## Source data
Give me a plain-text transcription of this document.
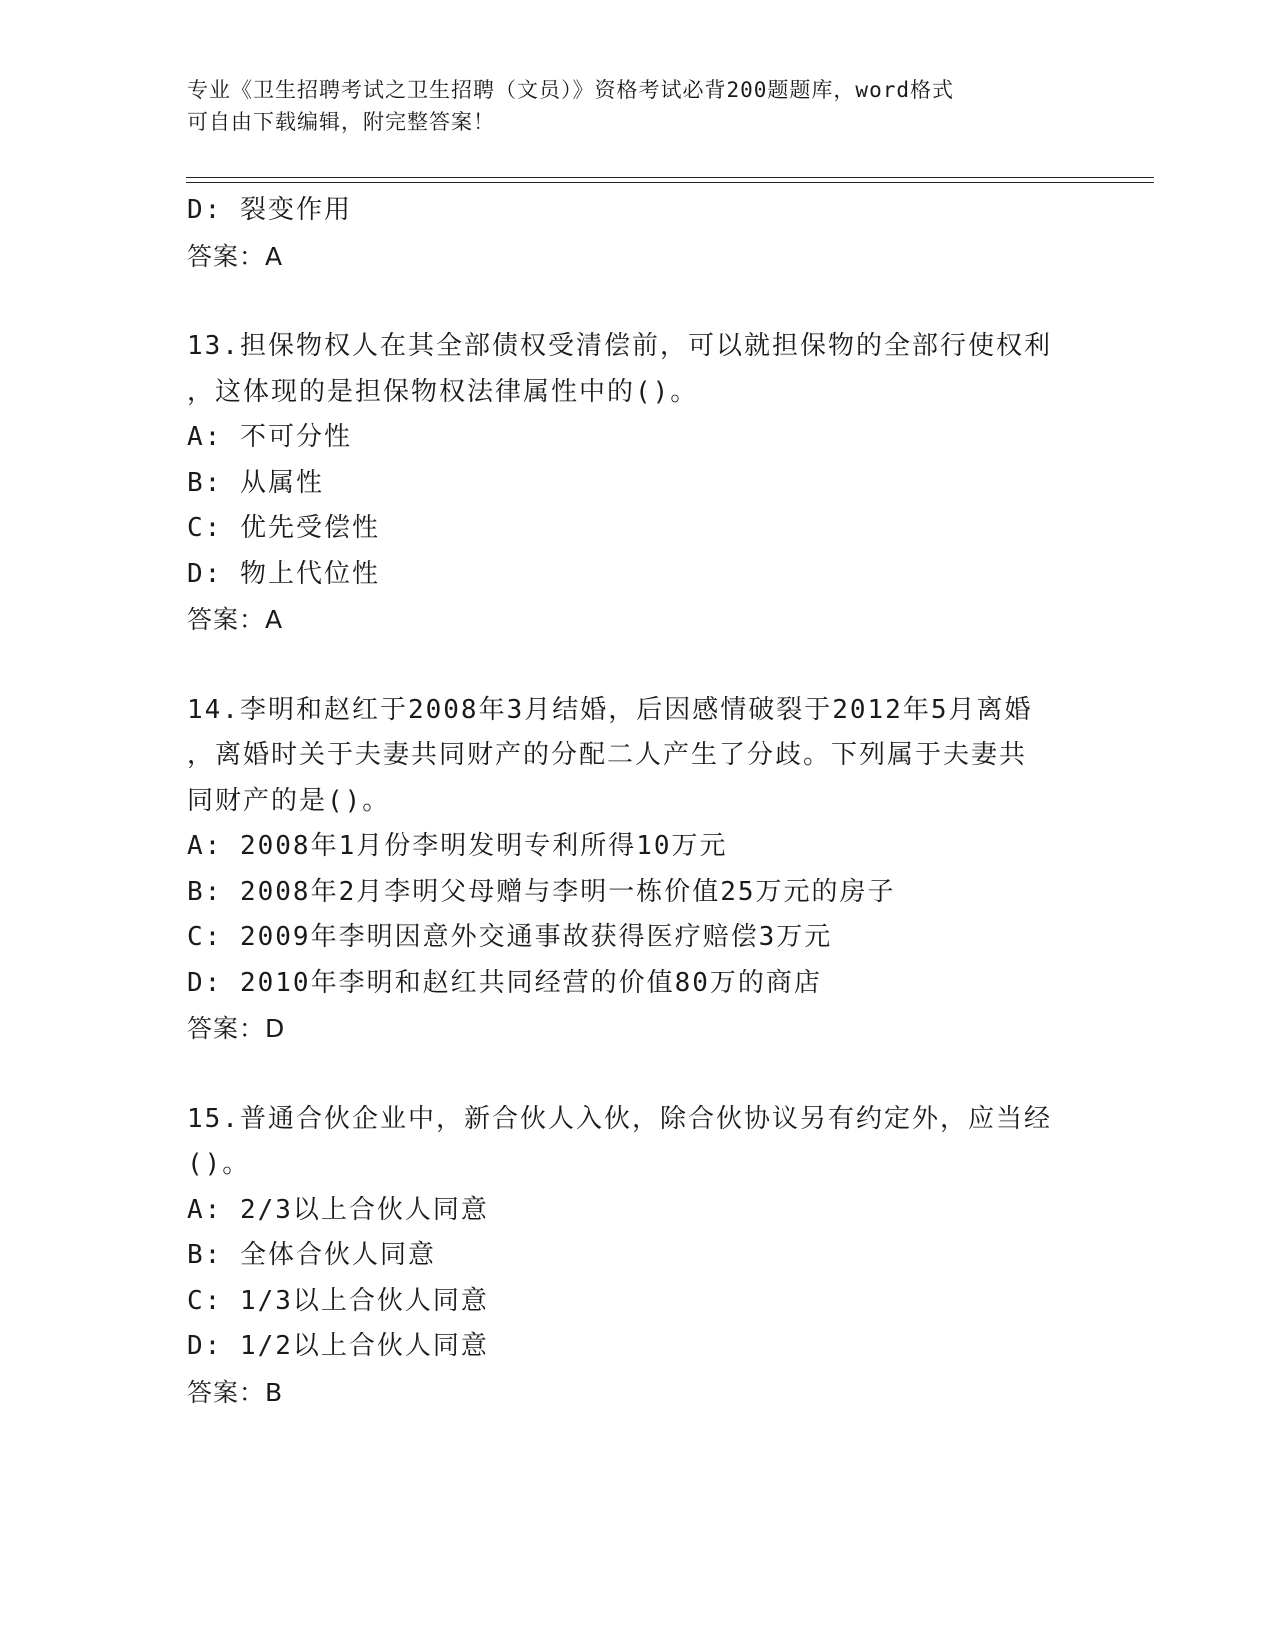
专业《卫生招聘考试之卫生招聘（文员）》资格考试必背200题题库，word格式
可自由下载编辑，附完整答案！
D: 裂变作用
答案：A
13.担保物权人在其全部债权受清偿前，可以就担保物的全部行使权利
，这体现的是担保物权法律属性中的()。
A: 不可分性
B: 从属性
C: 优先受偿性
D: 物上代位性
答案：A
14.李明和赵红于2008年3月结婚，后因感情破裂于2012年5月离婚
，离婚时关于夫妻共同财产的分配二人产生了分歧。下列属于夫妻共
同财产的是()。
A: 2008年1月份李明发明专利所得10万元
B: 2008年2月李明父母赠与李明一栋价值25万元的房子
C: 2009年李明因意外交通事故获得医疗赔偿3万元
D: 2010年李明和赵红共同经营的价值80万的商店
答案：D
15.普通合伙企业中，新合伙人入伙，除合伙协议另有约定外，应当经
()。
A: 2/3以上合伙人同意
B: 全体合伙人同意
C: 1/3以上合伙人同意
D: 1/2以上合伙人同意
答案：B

## Task goal
Copy out all the entries exactly. Images stay out of the copy.

## Output
Give me a plain-text transcription of this document.
专业《卫生招聘考试之卫生招聘（文员）》资格考试必背200题题库，word格式
可自由下载编辑，附完整答案！
D: 裂变作用
答案：A
13.担保物权人在其全部债权受清偿前，可以就担保物的全部行使权利
，这体现的是担保物权法律属性中的()。
A: 不可分性
B: 从属性
C: 优先受偿性
D: 物上代位性
答案：A
14.李明和赵红于2008年3月结婚，后因感情破裂于2012年5月离婚
，离婚时关于夫妻共同财产的分配二人产生了分歧。下列属于夫妻共
同财产的是()。
A: 2008年1月份李明发明专利所得10万元
B: 2008年2月李明父母赠与李明一栋价值25万元的房子
C: 2009年李明因意外交通事故获得医疗赔偿3万元
D: 2010年李明和赵红共同经营的价值80万的商店
答案：D
15.普通合伙企业中，新合伙人入伙，除合伙协议另有约定外，应当经
()。
A: 2/3以上合伙人同意
B: 全体合伙人同意
C: 1/3以上合伙人同意
D: 1/2以上合伙人同意
答案：B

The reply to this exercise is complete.